> [Task directions]
What is the number of lines containing the word "active"? Give that number alone.

> [Stored rows]

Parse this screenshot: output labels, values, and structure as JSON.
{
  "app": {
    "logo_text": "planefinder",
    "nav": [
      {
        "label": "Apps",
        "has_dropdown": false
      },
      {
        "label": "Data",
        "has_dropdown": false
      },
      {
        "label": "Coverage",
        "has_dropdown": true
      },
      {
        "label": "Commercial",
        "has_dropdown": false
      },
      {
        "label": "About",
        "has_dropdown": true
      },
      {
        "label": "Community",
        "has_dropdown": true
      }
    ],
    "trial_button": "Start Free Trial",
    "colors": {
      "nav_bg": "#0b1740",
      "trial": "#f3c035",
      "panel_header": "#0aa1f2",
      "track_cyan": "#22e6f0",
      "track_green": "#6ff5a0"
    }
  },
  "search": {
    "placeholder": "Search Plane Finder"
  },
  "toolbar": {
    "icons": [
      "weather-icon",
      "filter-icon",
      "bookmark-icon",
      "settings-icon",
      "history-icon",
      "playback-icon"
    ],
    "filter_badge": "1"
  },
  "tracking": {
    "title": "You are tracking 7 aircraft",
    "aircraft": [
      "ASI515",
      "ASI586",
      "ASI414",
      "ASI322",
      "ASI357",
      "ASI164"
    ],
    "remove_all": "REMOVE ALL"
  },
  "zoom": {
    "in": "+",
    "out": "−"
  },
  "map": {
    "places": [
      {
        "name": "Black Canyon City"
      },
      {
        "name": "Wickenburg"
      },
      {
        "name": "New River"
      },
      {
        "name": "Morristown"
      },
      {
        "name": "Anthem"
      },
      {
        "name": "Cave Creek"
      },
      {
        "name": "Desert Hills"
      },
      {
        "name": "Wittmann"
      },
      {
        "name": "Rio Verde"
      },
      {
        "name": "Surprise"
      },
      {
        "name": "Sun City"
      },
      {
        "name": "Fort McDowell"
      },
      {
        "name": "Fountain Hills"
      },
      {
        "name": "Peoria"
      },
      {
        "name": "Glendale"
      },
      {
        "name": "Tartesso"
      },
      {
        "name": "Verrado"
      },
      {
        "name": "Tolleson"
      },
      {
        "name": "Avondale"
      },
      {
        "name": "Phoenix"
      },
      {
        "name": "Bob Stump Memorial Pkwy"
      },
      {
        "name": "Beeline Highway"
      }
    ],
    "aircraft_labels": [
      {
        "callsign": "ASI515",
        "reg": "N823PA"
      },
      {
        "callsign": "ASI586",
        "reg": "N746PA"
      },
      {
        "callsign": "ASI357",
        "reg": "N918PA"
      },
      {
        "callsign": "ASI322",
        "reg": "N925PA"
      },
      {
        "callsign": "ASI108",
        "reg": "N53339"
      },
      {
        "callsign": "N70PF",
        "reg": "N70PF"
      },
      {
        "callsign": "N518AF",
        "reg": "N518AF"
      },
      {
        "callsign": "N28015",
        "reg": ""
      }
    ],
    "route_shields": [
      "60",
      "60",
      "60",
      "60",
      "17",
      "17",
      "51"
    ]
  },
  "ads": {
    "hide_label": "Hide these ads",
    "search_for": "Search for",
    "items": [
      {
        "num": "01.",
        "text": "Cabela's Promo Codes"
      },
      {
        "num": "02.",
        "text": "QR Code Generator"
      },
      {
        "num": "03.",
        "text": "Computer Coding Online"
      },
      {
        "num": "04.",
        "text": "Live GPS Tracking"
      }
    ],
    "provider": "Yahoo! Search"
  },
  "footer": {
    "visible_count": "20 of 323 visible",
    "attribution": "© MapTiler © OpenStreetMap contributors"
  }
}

--

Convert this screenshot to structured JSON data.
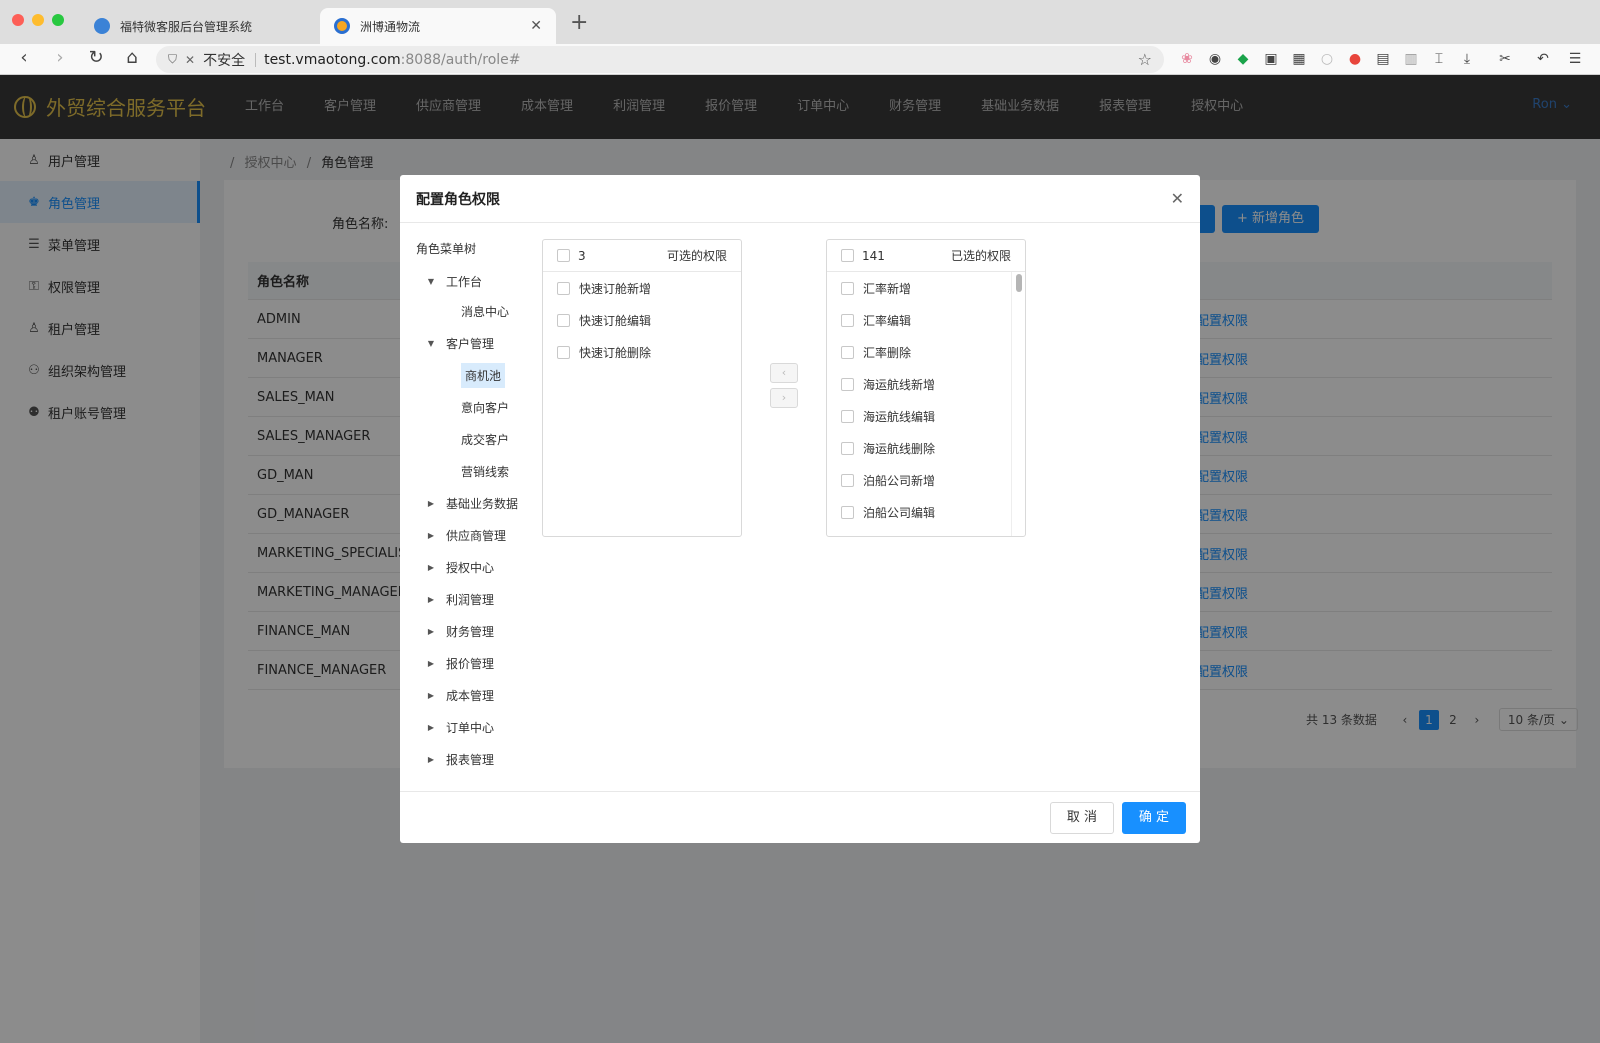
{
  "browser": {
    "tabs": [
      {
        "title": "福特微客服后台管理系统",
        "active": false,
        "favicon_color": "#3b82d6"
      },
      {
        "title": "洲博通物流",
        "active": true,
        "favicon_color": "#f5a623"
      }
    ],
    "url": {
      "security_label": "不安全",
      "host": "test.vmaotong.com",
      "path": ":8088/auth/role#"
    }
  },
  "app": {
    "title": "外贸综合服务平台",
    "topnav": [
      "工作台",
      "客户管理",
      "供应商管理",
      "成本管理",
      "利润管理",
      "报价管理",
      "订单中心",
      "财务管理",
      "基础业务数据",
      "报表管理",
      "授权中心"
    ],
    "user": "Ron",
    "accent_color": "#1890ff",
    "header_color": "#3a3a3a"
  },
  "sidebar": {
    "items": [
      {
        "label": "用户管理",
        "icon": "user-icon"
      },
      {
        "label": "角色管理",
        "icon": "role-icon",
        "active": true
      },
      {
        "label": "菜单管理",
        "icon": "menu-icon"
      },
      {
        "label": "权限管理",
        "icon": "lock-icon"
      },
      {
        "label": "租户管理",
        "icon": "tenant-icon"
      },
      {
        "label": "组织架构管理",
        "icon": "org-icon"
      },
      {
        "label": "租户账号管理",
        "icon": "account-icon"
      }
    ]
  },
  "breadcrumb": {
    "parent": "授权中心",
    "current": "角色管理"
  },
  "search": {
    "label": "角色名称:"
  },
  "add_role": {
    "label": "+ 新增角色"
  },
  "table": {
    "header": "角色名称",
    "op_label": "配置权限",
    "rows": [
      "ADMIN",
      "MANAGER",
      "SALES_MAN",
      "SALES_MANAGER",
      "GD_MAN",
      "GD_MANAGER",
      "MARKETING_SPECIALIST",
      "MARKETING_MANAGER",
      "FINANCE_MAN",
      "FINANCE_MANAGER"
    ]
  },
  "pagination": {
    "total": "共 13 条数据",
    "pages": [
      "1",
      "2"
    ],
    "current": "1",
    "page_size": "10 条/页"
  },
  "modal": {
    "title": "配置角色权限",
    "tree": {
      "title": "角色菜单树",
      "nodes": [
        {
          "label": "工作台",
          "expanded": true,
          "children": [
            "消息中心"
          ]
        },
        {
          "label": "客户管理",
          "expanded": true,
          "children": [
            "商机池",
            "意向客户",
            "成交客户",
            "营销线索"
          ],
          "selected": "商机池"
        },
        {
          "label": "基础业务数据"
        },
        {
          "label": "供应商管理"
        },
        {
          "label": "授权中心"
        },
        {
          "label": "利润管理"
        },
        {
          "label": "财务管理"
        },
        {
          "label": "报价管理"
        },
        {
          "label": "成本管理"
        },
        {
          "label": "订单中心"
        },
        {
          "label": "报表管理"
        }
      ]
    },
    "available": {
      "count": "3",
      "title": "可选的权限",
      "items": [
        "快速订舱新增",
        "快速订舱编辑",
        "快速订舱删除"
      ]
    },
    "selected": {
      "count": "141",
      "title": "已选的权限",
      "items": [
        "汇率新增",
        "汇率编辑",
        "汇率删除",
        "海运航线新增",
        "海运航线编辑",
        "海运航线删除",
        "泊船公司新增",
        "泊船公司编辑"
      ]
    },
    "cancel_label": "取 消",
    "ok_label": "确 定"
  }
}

--

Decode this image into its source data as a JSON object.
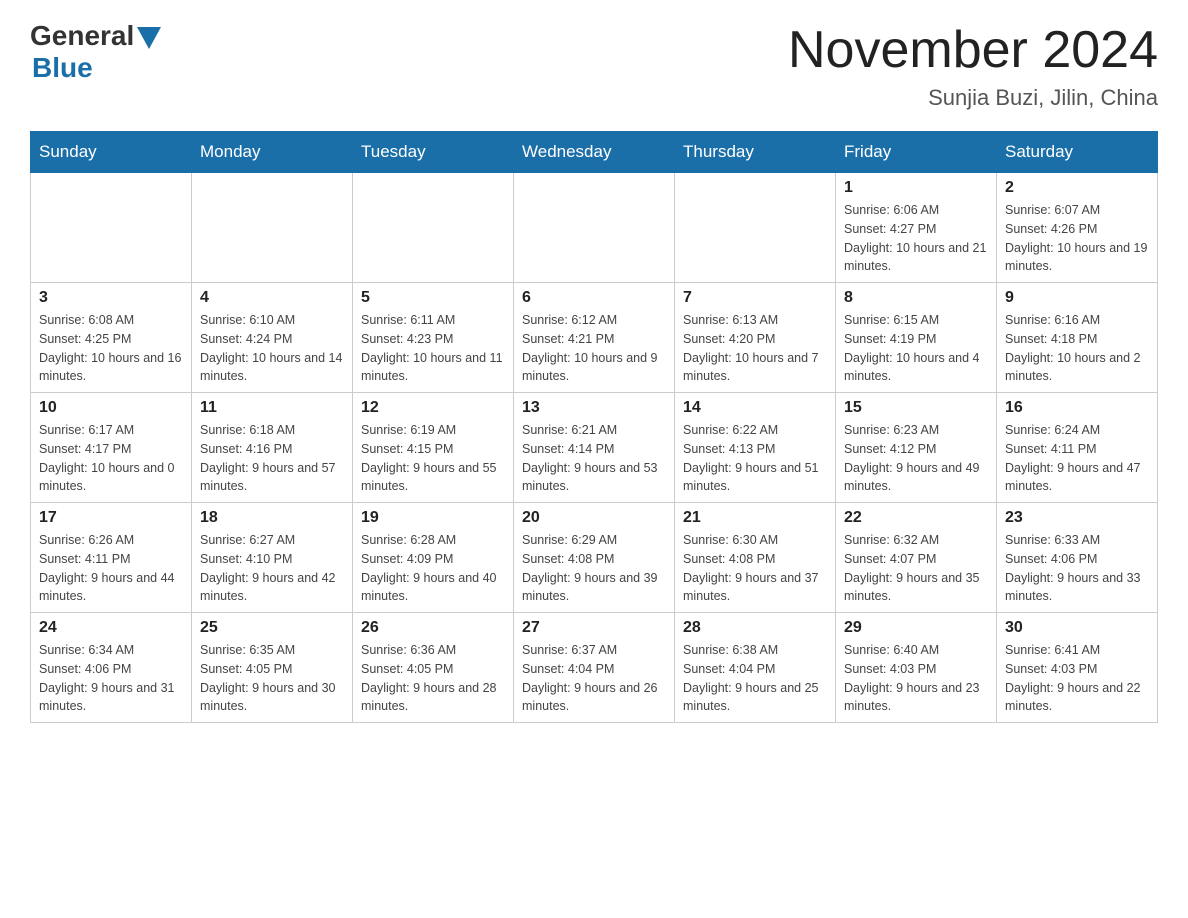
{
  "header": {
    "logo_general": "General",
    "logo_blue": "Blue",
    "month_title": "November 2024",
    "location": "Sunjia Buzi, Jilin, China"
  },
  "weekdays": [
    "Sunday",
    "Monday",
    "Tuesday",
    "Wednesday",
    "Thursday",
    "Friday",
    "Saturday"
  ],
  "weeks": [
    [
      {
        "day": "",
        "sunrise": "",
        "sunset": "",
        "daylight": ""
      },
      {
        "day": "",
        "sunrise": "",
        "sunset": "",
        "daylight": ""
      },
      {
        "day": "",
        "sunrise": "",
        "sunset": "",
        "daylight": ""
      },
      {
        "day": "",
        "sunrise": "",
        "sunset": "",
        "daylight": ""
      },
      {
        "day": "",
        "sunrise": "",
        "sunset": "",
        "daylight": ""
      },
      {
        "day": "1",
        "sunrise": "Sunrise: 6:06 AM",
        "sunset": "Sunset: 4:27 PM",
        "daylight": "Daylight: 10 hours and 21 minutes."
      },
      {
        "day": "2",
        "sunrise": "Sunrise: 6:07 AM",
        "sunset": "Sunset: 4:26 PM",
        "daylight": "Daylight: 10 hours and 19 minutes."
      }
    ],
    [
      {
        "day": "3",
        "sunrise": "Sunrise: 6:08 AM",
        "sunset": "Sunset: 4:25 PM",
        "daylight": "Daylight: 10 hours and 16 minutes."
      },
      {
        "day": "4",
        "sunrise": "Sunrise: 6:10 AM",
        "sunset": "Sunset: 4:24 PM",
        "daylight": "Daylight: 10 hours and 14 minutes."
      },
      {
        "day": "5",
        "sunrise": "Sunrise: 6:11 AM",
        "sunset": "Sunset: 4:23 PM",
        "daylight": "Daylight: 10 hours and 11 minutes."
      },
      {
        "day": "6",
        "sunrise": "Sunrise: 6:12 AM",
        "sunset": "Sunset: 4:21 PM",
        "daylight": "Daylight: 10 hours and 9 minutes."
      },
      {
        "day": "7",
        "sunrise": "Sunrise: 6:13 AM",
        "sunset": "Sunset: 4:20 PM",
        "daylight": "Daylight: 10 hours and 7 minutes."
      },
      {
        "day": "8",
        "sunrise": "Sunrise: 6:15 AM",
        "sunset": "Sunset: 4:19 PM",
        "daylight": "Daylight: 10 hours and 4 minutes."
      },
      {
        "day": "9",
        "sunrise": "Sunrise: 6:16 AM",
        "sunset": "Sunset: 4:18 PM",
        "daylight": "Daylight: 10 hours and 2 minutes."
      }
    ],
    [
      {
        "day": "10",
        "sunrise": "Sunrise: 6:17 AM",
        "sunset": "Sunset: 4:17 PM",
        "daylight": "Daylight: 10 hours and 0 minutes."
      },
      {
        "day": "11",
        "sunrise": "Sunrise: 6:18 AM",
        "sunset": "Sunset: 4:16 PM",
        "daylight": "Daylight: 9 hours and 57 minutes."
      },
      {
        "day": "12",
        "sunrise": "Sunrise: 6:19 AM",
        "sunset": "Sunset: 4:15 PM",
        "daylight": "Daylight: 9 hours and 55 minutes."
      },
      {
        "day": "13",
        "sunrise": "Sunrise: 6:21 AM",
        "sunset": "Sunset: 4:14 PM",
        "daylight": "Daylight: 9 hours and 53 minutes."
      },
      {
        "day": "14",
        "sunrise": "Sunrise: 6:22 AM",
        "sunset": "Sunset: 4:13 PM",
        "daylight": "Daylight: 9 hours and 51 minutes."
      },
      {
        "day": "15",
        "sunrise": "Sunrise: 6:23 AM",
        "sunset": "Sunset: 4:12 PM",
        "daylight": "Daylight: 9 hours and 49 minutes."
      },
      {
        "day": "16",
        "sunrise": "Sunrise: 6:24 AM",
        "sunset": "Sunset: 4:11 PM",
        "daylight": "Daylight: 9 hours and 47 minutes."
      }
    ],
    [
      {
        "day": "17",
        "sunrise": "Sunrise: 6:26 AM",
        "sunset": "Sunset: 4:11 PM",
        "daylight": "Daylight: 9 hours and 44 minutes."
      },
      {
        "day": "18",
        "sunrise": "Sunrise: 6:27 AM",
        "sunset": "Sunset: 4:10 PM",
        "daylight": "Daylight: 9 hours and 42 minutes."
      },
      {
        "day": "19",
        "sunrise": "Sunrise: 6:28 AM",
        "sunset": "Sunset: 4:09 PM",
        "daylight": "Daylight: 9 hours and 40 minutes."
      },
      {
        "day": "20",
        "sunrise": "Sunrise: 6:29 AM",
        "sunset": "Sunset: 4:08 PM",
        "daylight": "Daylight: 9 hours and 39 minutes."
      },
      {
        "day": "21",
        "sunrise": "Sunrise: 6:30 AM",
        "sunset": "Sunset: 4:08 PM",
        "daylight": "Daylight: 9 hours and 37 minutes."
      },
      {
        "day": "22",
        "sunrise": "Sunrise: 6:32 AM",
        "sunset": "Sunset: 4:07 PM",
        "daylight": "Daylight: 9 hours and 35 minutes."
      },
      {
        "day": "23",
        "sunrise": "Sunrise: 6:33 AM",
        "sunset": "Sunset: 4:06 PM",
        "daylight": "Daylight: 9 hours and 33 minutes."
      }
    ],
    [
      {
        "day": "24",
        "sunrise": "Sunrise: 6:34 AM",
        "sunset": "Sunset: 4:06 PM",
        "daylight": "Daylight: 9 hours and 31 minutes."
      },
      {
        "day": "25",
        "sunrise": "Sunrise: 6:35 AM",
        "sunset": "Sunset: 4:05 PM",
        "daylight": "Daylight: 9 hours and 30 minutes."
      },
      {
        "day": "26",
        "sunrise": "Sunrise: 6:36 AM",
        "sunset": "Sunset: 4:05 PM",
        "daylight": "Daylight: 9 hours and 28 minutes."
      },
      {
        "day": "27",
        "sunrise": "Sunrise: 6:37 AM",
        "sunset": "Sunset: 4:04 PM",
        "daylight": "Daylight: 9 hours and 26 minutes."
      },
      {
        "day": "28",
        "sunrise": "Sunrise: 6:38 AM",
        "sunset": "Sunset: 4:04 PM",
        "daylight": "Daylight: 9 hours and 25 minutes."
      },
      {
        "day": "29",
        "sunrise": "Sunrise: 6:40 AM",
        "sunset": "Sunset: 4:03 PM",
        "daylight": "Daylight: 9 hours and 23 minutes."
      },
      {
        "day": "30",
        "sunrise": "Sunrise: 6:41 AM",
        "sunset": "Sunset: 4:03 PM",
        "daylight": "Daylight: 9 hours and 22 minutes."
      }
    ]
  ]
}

> [Written solution]
3